- OBJETIVO DA TAREFA
Responda às perguntas abaixo com base no trecho sobre os gêmeos:
(a) Segundo Maycon Vinícius, que emprego estaria bom?
(b) Qual é o nome da mãe dos gêmeos?
(c) Que programa a família recebia e hoje não recebe mais?

- TRECHO FORNECIDO
Embora se espelhem no glamour dos gramados, os pés nos chão de terra batida continuam. Mais que dividir um campo com outros jogadores, mesmo adolescentes, os gêmeos querem mesmo é trabalhar formalmente. “Qualquer emprego está bom, até como ‘Jovem Aprendiz’”, afirmou Maycon Vinícius. Colocar a mão na massa não é um problema, mas não ter oportunidades dificulta os jovens sonhadores.

SEM BOLSA FAMÍLIA

OitoMeia questionou à mãe deles, de nome Maria Aparecida, se a família era assistida por algum programa governamental para pessoas em situação de vulnerabilidade socioeconômica, em qualquer uma das esferas (federal, estadual e/ou municipal). “A gente recebia o Bolsa Família, há muito tempo. Hoje não recebe mais”, disse, prometendo ir ao Centro de Atenção Social que atende o bairro após recomendação do repórter, até mesmo para emitir o documento digital Identidade Jovem (ID Jovem) aos gêmeos.

- ENTRADAS
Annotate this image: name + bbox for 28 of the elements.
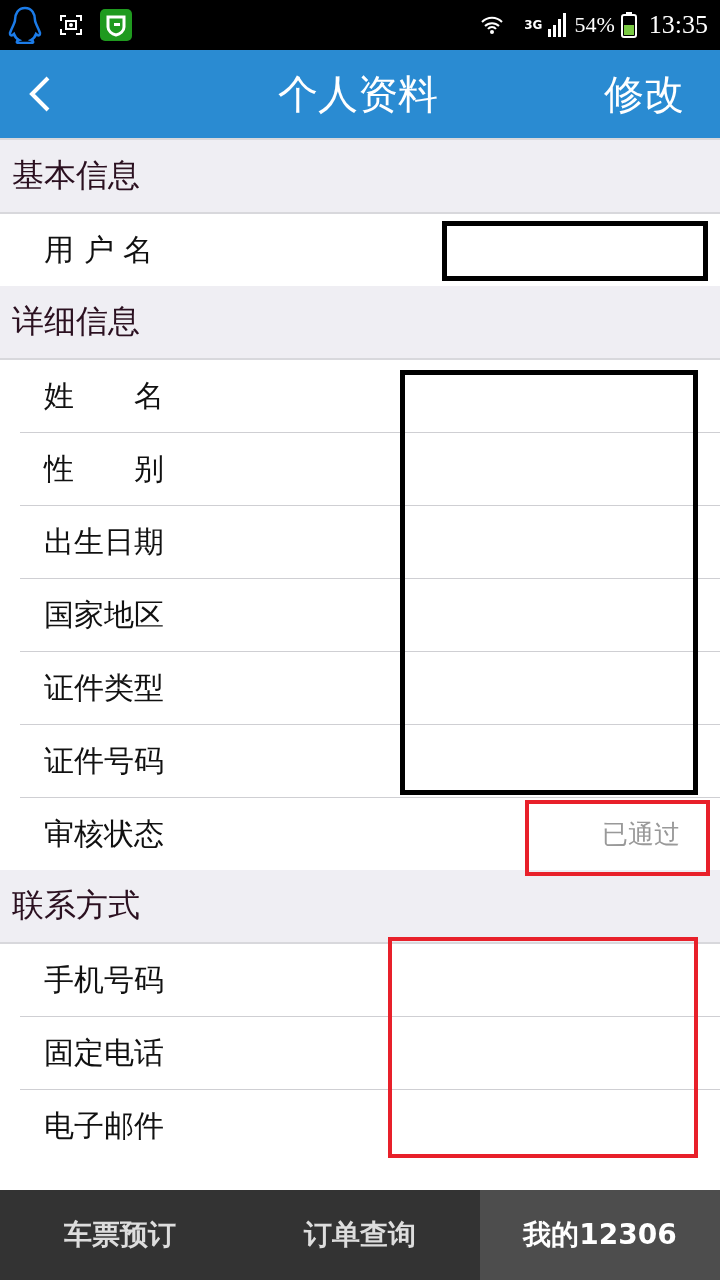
clock: 13:35 [648, 10, 708, 40]
wifi-icon [480, 16, 505, 34]
shield-app-icon [100, 9, 132, 41]
tab[interactable]: 我的12306 [480, 1190, 720, 1280]
penguin-icon [8, 6, 42, 44]
field-label: 国家地区 [44, 595, 164, 634]
field-label: 审核状态 [44, 814, 164, 853]
field-label: 手机号码 [44, 960, 164, 999]
page-title: 个人资料 [278, 69, 438, 119]
field-label: 出生日期 [44, 522, 164, 561]
field-label: 固定电话 [44, 1033, 164, 1072]
edit-button[interactable]: 修改 [604, 66, 684, 122]
field-label: 姓 名 [44, 376, 164, 415]
section-header: 基本信息 [0, 140, 720, 214]
field-label: 电子邮件 [44, 1106, 164, 1145]
back-icon[interactable] [28, 75, 52, 113]
section-header: 联系方式 [0, 870, 720, 944]
field-label: 证件号码 [44, 741, 164, 780]
screenshot-icon [60, 15, 82, 35]
battery-percent: 54% [574, 12, 615, 38]
section-header: 详细信息 [0, 286, 720, 360]
field-label: 用 户 名 [44, 230, 154, 269]
network-type: 3G [524, 18, 543, 32]
battery-icon [620, 12, 637, 38]
field-label: 性 别 [44, 449, 164, 488]
field-label: 证件类型 [44, 668, 164, 707]
field-value: 已通过 [602, 817, 680, 851]
signal-icon [548, 13, 569, 37]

- SOLUÇÃO ESCRITA
(a) Segundo Maycon Vinícius, qualquer emprego está bom, até como "Jovem Aprendiz".
(b) A mãe dos gêmeos se chama Maria Aparecida.
(c) A família recebia o Bolsa Família.